─── Given entries ───
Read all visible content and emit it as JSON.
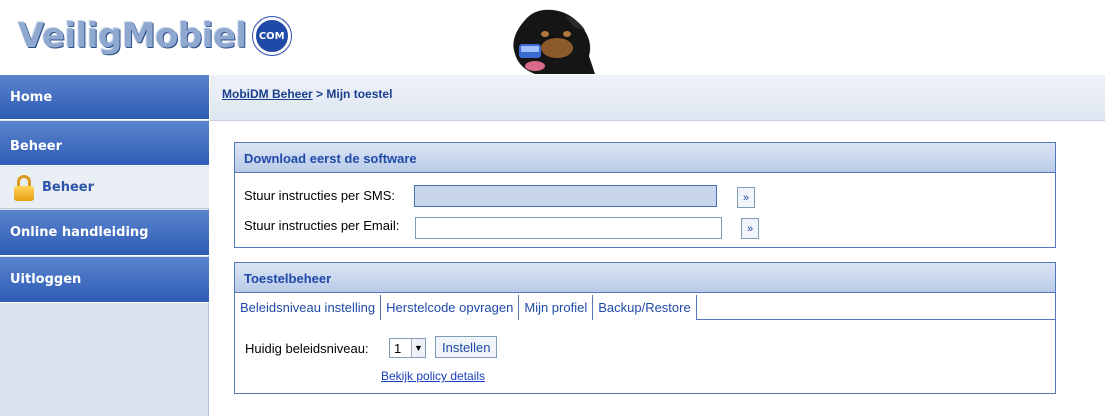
{
  "header": {
    "logo_text": "VeiligMobiel",
    "logo_badge": "COM"
  },
  "sidebar": {
    "items": [
      {
        "label": "Home"
      },
      {
        "label": "Beheer"
      },
      {
        "label": "Beheer",
        "icon": "lock-icon"
      },
      {
        "label": "Online handleiding"
      },
      {
        "label": "Uitloggen"
      }
    ]
  },
  "breadcrumb": {
    "parent": "MobiDM Beheer",
    "separator": ">",
    "current": "Mijn toestel"
  },
  "download_panel": {
    "title": "Download eerst de software",
    "sms_label": "Stuur instructies per SMS:",
    "sms_value": "",
    "email_label": "Stuur instructies per Email:",
    "email_value": "",
    "go_label": "»"
  },
  "device_panel": {
    "title": "Toestelbeheer",
    "tabs": [
      {
        "label": "Beleidsniveau instelling"
      },
      {
        "label": "Herstelcode opvragen"
      },
      {
        "label": "Mijn profiel"
      },
      {
        "label": "Backup/Restore"
      }
    ],
    "level_label": "Huidig beleidsniveau:",
    "level_value": "1",
    "set_button": "Instellen",
    "policy_link": "Bekijk policy details"
  },
  "colors": {
    "nav_blue": "#2e5cb6",
    "link_blue": "#1a3f8f",
    "panel_border": "#5578b8"
  }
}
───
Copy each line of the preceding data that contains the string "title".

    "title": "Download eerst de software",
    "title": "Toestelbeheer",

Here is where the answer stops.